#### DATA ENTRIES
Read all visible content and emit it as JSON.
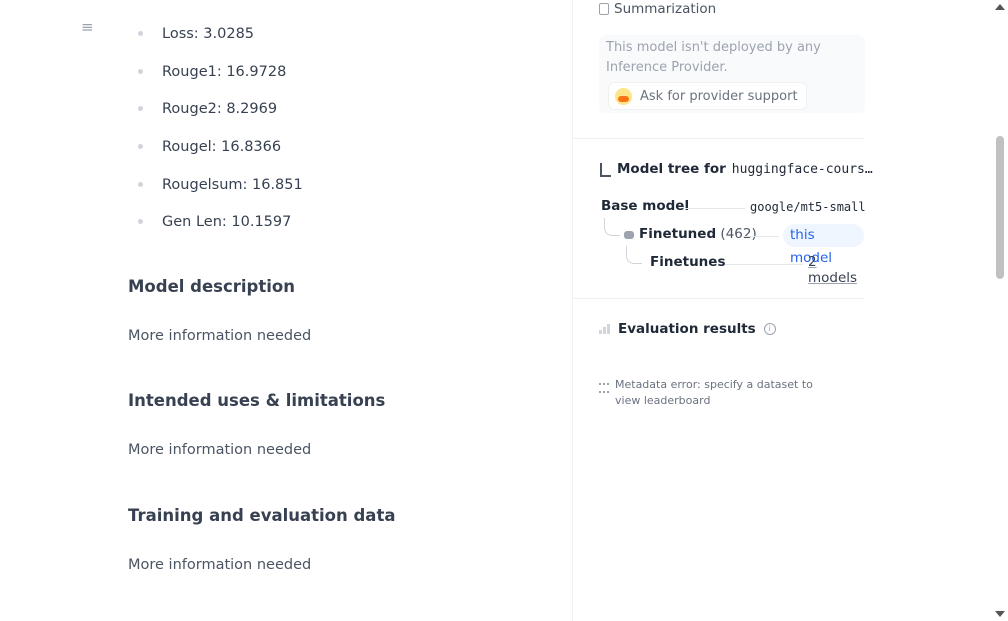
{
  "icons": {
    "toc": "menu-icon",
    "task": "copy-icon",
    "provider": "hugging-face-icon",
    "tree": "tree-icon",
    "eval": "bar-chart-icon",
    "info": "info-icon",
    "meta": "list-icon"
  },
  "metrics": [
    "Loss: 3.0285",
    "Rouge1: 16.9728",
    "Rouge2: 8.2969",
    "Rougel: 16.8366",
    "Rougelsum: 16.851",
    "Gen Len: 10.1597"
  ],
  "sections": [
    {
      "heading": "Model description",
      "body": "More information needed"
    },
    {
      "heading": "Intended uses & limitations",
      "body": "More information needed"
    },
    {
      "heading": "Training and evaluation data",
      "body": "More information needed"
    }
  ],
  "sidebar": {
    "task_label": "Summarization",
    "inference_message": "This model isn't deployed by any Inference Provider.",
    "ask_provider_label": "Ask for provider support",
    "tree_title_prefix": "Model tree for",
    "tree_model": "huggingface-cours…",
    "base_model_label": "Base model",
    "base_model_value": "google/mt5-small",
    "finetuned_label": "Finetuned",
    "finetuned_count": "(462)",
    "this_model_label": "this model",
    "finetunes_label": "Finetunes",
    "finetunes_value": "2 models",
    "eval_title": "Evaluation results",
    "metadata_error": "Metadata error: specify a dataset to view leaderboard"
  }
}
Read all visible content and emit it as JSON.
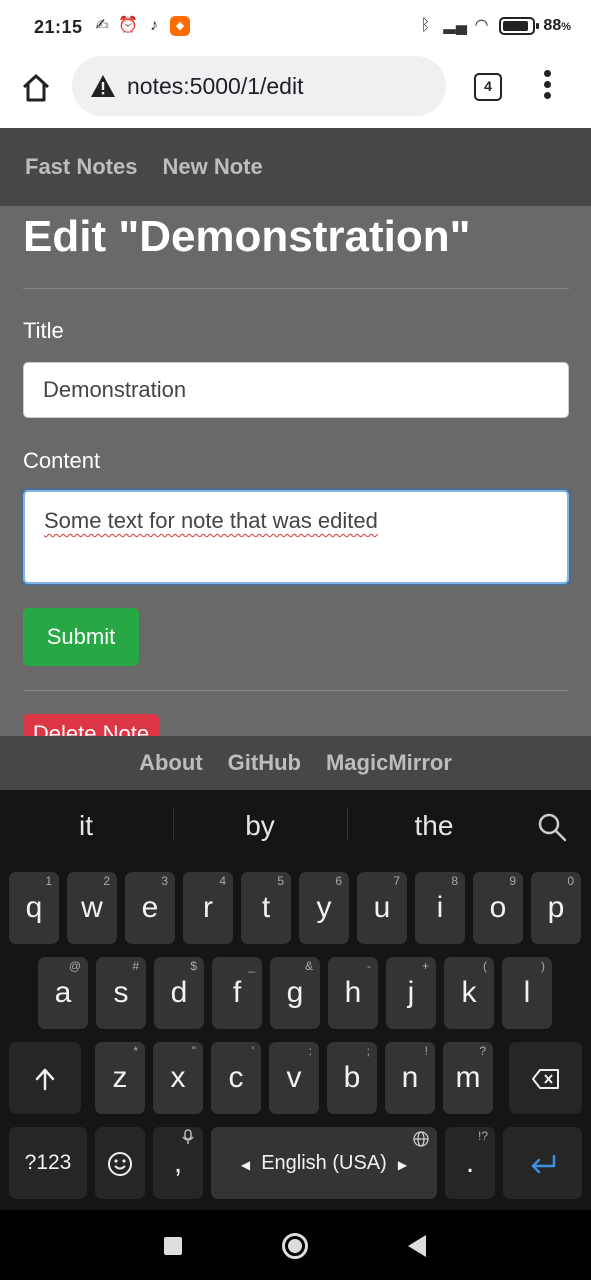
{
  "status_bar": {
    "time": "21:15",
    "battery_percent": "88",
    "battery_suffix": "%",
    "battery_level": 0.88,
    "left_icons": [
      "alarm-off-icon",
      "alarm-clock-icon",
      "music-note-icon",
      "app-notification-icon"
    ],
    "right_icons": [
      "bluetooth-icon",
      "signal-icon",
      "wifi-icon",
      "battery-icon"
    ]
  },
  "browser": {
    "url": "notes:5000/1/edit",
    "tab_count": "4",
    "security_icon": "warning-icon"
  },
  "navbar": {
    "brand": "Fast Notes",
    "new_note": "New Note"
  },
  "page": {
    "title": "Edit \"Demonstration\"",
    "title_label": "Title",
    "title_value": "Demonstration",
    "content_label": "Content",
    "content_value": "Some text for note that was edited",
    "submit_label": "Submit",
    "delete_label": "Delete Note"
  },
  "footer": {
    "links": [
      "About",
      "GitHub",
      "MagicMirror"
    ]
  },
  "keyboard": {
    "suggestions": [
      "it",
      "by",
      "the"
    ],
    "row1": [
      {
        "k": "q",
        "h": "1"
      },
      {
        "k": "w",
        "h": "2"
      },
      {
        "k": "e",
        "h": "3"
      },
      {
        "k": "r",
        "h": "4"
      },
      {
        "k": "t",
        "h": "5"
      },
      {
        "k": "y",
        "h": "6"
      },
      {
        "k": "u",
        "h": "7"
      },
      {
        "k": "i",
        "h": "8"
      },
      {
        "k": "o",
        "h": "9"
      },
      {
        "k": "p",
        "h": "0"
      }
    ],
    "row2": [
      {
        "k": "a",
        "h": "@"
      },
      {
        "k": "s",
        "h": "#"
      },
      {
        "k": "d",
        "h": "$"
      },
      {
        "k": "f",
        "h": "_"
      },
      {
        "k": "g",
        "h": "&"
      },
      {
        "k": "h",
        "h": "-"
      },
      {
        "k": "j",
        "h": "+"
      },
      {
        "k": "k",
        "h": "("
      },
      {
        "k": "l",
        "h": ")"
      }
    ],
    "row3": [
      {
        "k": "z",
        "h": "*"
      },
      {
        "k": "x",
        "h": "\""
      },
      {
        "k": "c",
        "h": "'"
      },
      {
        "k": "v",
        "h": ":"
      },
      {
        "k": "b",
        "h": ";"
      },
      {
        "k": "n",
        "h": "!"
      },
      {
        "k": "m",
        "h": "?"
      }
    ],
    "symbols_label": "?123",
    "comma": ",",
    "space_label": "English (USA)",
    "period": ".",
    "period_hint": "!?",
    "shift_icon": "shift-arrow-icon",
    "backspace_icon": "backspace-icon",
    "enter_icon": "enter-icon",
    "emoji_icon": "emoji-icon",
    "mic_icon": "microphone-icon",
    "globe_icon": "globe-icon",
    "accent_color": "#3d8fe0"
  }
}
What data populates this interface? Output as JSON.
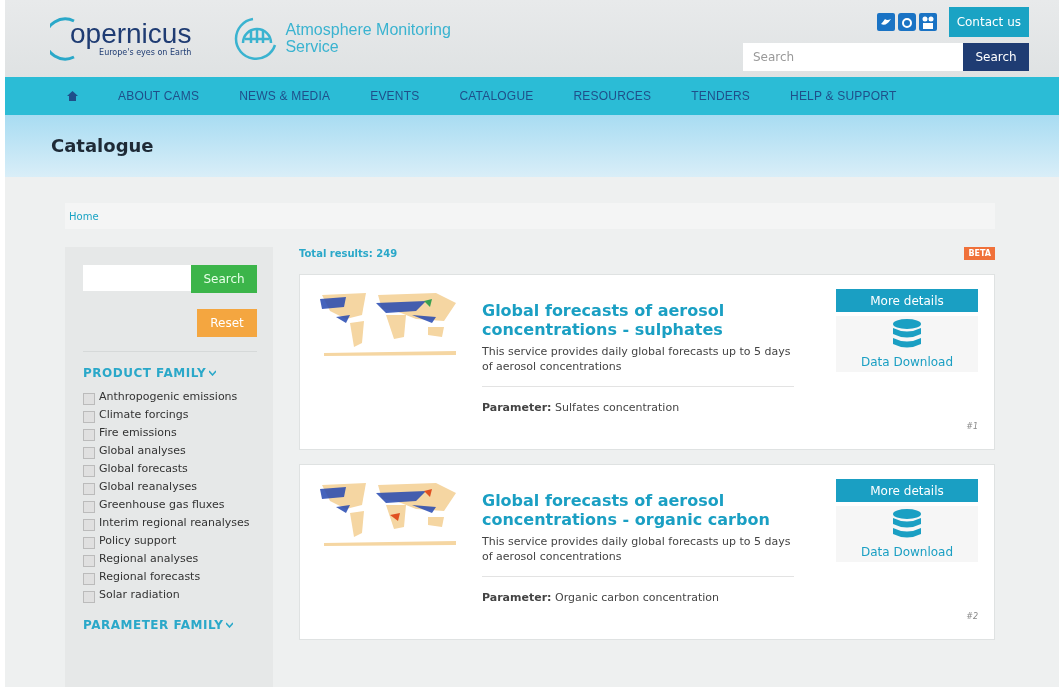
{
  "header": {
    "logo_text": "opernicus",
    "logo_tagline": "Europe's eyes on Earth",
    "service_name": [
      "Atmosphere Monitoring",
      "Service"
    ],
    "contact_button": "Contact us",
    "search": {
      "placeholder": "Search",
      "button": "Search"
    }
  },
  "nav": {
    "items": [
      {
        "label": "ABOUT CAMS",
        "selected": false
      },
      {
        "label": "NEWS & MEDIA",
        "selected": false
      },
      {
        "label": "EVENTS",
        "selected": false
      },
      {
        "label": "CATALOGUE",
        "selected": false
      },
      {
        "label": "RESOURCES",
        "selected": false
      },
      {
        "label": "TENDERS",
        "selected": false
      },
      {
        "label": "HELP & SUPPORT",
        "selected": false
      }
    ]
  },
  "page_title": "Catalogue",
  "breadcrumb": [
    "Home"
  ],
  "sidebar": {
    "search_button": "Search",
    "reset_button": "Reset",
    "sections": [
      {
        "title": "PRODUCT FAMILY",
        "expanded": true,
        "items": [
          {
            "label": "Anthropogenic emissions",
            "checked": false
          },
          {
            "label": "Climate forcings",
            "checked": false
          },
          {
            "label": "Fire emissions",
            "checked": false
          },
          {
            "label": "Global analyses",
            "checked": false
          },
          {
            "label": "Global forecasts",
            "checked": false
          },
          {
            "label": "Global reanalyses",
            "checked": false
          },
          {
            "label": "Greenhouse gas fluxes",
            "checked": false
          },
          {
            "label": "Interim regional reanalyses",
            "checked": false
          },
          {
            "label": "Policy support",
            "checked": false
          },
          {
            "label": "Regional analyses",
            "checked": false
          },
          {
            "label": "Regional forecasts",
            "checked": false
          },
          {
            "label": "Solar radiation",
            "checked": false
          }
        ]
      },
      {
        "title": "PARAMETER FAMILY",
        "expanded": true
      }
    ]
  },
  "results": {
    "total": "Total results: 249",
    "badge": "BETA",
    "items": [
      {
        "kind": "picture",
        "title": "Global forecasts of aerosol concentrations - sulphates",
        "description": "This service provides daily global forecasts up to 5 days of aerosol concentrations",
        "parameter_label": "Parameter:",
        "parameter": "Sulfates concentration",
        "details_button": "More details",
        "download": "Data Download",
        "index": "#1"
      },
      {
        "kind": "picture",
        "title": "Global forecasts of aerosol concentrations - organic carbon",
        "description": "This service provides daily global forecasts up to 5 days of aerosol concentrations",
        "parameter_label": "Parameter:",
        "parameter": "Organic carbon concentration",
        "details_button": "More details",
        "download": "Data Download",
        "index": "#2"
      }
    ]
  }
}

#### TASK
Exactly as written, return every line of the listing, but not the pictures.

#### RESPONSE TO THIS TASK
Read all visible content and emit it as JSON.
{
  "icons": {
    "toc": "menu-icon",
    "task": "copy-icon",
    "provider": "hugging-face-icon",
    "tree": "tree-icon",
    "eval": "bar-chart-icon",
    "info": "info-icon",
    "meta": "list-icon"
  },
  "metrics": [
    "Loss: 3.0285",
    "Rouge1: 16.9728",
    "Rouge2: 8.2969",
    "Rougel: 16.8366",
    "Rougelsum: 16.851",
    "Gen Len: 10.1597"
  ],
  "sections": [
    {
      "heading": "Model description",
      "body": "More information needed"
    },
    {
      "heading": "Intended uses & limitations",
      "body": "More information needed"
    },
    {
      "heading": "Training and evaluation data",
      "body": "More information needed"
    }
  ],
  "sidebar": {
    "task_label": "Summarization",
    "inference_message": "This model isn't deployed by any Inference Provider.",
    "ask_provider_label": "Ask for provider support",
    "tree_title_prefix": "Model tree for",
    "tree_model": "huggingface-cours…",
    "base_model_label": "Base model",
    "base_model_value": "google/mt5-small",
    "finetuned_label": "Finetuned",
    "finetuned_count": "(462)",
    "this_model_label": "this model",
    "finetunes_label": "Finetunes",
    "finetunes_value": "2 models",
    "eval_title": "Evaluation results",
    "metadata_error": "Metadata error: specify a dataset to view leaderboard"
  }
}
Read all visible content and emit it as JSON.
{
  "status_bar": {
    "time": "21:15",
    "battery_percent": "88",
    "battery_suffix": "%",
    "battery_level": 0.88,
    "left_icons": [
      "alarm-off-icon",
      "alarm-clock-icon",
      "music-note-icon",
      "app-notification-icon"
    ],
    "right_icons": [
      "bluetooth-icon",
      "signal-icon",
      "wifi-icon",
      "battery-icon"
    ]
  },
  "browser": {
    "url": "notes:5000/1/edit",
    "tab_count": "4",
    "security_icon": "warning-icon"
  },
  "navbar": {
    "brand": "Fast Notes",
    "new_note": "New Note"
  },
  "page": {
    "title": "Edit \"Demonstration\"",
    "title_label": "Title",
    "title_value": "Demonstration",
    "content_label": "Content",
    "content_value": "Some text for note that was edited",
    "submit_label": "Submit",
    "delete_label": "Delete Note"
  },
  "footer": {
    "links": [
      "About",
      "GitHub",
      "MagicMirror"
    ]
  },
  "keyboard": {
    "suggestions": [
      "it",
      "by",
      "the"
    ],
    "row1": [
      {
        "k": "q",
        "h": "1"
      },
      {
        "k": "w",
        "h": "2"
      },
      {
        "k": "e",
        "h": "3"
      },
      {
        "k": "r",
        "h": "4"
      },
      {
        "k": "t",
        "h": "5"
      },
      {
        "k": "y",
        "h": "6"
      },
      {
        "k": "u",
        "h": "7"
      },
      {
        "k": "i",
        "h": "8"
      },
      {
        "k": "o",
        "h": "9"
      },
      {
        "k": "p",
        "h": "0"
      }
    ],
    "row2": [
      {
        "k": "a",
        "h": "@"
      },
      {
        "k": "s",
        "h": "#"
      },
      {
        "k": "d",
        "h": "$"
      },
      {
        "k": "f",
        "h": "_"
      },
      {
        "k": "g",
        "h": "&"
      },
      {
        "k": "h",
        "h": "-"
      },
      {
        "k": "j",
        "h": "+"
      },
      {
        "k": "k",
        "h": "("
      },
      {
        "k": "l",
        "h": ")"
      }
    ],
    "row3": [
      {
        "k": "z",
        "h": "*"
      },
      {
        "k": "x",
        "h": "\""
      },
      {
        "k": "c",
        "h": "'"
      },
      {
        "k": "v",
        "h": ":"
      },
      {
        "k": "b",
        "h": ";"
      },
      {
        "k": "n",
        "h": "!"
      },
      {
        "k": "m",
        "h": "?"
      }
    ],
    "symbols_label": "?123",
    "comma": ",",
    "space_label": "English (USA)",
    "period": ".",
    "period_hint": "!?",
    "shift_icon": "shift-arrow-icon",
    "backspace_icon": "backspace-icon",
    "enter_icon": "enter-icon",
    "emoji_icon": "emoji-icon",
    "mic_icon": "microphone-icon",
    "globe_icon": "globe-icon",
    "accent_color": "#3d8fe0"
  }
}
What data populates this interface? Output as JSON.
{
  "header": {
    "logo_text": "opernicus",
    "logo_tagline": "Europe's eyes on Earth",
    "service_name": [
      "Atmosphere Monitoring",
      "Service"
    ],
    "contact_button": "Contact us",
    "search": {
      "placeholder": "Search",
      "button": "Search"
    }
  },
  "nav": {
    "items": [
      {
        "label": "ABOUT CAMS",
        "selected": false
      },
      {
        "label": "NEWS & MEDIA",
        "selected": false
      },
      {
        "label": "EVENTS",
        "selected": false
      },
      {
        "label": "CATALOGUE",
        "selected": false
      },
      {
        "label": "RESOURCES",
        "selected": false
      },
      {
        "label": "TENDERS",
        "selected": false
      },
      {
        "label": "HELP & SUPPORT",
        "selected": false
      }
    ]
  },
  "page_title": "Catalogue",
  "breadcrumb": [
    "Home"
  ],
  "sidebar": {
    "search_button": "Search",
    "reset_button": "Reset",
    "sections": [
      {
        "title": "PRODUCT FAMILY",
        "expanded": true,
        "items": [
          {
            "label": "Anthropogenic emissions",
            "checked": false
          },
          {
            "label": "Climate forcings",
            "checked": false
          },
          {
            "label": "Fire emissions",
            "checked": false
          },
          {
            "label": "Global analyses",
            "checked": false
          },
          {
            "label": "Global forecasts",
            "checked": false
          },
          {
            "label": "Global reanalyses",
            "checked": false
          },
          {
            "label": "Greenhouse gas fluxes",
            "checked": false
          },
          {
            "label": "Interim regional reanalyses",
            "checked": false
          },
          {
            "label": "Policy support",
            "checked": false
          },
          {
            "label": "Regional analyses",
            "checked": false
          },
          {
            "label": "Regional forecasts",
            "checked": false
          },
          {
            "label": "Solar radiation",
            "checked": false
          }
        ]
      },
      {
        "title": "PARAMETER FAMILY",
        "expanded": true
      }
    ]
  },
  "results": {
    "total": "Total results: 249",
    "badge": "BETA",
    "items": [
      {
        "kind": "picture",
        "title": "Global forecasts of aerosol concentrations - sulphates",
        "description": "This service provides daily global forecasts up to 5 days of aerosol concentrations",
        "parameter_label": "Parameter:",
        "parameter": "Sulfates concentration",
        "details_button": "More details",
        "download": "Data Download",
        "index": "#1"
      },
      {
        "kind": "picture",
        "title": "Global forecasts of aerosol concentrations - organic carbon",
        "description": "This service provides daily global forecasts up to 5 days of aerosol concentrations",
        "parameter_label": "Parameter:",
        "parameter": "Organic carbon concentration",
        "details_button": "More details",
        "download": "Data Download",
        "index": "#2"
      }
    ]
  }
}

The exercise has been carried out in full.